Stored items
=-=-=
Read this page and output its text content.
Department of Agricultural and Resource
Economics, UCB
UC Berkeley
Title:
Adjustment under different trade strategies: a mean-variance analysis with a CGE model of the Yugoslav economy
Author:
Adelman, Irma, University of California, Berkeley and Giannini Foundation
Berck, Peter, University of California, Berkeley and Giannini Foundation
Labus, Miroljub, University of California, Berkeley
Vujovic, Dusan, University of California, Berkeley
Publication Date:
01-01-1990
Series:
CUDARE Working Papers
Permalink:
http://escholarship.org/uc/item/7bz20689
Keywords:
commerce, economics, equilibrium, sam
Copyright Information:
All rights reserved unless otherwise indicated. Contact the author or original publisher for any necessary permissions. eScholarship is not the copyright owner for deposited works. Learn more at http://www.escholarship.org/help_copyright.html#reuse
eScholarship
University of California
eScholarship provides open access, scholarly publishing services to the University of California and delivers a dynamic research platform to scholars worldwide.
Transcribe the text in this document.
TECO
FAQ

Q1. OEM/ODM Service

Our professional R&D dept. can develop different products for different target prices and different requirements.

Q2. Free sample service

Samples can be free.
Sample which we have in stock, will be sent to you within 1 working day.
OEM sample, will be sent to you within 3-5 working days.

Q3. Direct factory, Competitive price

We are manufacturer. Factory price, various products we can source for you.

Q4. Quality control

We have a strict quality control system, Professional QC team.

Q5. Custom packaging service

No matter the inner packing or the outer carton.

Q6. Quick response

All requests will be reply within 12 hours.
=-=-=
▶ [PROBLEM REQUIREMENTS] Which lines include "text"? Copy each of them out.

▶ [RESPONSE FOR THIS EXERCISE]
Read this page and output its text content.
Transcribe the text in this document.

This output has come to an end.